___ Data ___

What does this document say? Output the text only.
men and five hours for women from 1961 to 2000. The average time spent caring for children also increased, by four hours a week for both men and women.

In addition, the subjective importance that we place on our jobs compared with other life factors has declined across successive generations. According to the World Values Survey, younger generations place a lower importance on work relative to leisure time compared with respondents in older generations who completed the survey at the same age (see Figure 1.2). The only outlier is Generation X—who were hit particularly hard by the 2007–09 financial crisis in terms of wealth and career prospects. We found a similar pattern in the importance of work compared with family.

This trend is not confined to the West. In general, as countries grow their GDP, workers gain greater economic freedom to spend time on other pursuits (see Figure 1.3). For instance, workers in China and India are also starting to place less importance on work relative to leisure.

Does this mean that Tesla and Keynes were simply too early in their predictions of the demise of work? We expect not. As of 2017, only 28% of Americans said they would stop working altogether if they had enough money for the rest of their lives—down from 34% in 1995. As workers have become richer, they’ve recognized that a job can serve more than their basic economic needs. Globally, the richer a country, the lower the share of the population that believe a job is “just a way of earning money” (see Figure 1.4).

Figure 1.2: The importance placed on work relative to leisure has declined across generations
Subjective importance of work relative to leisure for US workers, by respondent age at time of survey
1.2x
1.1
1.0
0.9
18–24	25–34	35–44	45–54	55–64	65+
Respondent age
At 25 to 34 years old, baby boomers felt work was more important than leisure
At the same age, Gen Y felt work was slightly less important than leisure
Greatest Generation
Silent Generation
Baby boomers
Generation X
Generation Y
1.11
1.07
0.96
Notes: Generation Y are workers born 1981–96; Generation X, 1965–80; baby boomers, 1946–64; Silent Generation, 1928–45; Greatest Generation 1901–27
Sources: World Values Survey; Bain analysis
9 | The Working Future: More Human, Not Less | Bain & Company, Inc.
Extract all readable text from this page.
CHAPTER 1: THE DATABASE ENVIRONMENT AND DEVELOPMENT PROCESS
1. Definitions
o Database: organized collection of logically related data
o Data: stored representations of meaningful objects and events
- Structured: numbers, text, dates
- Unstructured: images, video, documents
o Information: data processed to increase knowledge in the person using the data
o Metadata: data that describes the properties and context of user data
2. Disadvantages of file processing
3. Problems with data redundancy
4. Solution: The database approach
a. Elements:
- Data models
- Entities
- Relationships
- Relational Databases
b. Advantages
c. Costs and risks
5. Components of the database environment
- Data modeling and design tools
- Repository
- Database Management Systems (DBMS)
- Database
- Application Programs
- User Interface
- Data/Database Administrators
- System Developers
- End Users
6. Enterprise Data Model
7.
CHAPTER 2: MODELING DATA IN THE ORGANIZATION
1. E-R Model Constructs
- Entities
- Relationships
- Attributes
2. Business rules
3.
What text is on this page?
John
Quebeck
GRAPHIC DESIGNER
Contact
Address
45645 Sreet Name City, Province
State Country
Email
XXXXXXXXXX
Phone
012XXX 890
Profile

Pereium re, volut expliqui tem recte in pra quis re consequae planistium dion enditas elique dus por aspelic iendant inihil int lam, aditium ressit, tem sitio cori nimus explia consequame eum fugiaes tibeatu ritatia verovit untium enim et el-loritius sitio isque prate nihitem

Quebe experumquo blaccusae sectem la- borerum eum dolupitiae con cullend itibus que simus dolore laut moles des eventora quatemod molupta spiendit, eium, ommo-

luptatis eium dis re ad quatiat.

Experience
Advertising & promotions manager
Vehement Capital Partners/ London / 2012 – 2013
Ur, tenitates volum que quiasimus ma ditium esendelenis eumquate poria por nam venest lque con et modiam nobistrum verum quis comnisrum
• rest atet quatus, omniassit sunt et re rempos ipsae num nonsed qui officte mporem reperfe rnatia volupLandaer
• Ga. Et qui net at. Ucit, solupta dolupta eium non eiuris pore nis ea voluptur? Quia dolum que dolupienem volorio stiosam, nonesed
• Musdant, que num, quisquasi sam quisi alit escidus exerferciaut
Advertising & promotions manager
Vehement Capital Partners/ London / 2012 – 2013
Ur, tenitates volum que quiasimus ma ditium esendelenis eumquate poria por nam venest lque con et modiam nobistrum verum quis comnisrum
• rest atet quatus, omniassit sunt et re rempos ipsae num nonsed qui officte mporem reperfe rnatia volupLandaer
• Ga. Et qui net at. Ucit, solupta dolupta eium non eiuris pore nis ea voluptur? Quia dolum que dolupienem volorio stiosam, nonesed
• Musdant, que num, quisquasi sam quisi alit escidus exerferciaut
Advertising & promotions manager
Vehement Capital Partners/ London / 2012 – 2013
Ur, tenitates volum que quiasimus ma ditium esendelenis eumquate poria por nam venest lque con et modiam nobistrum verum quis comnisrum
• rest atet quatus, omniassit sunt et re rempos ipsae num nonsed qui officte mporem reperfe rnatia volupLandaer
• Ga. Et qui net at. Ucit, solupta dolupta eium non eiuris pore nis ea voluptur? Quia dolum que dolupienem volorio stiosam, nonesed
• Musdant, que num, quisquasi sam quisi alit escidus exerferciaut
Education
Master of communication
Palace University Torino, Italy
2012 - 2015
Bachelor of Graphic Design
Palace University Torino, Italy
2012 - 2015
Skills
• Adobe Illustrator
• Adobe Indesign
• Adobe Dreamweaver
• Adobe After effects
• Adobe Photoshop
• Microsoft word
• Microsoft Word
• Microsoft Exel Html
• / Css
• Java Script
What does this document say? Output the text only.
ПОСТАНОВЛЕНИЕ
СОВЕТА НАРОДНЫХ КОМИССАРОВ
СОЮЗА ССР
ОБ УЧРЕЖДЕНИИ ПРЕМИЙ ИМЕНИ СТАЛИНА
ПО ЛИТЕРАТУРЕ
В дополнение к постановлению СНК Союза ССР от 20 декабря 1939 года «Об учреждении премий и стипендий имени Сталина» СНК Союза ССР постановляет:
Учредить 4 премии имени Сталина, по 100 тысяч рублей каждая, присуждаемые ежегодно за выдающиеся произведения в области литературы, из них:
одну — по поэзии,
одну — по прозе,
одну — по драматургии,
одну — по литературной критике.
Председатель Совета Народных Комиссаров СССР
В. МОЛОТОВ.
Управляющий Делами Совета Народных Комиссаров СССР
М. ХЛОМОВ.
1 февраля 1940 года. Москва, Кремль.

___

=== Goal ===
List every line above containing the word "одну".

=== Solution to this task ===
одну — по поэзии,
одну — по прозе,
одну — по драматургии,
одну — по литературной критике.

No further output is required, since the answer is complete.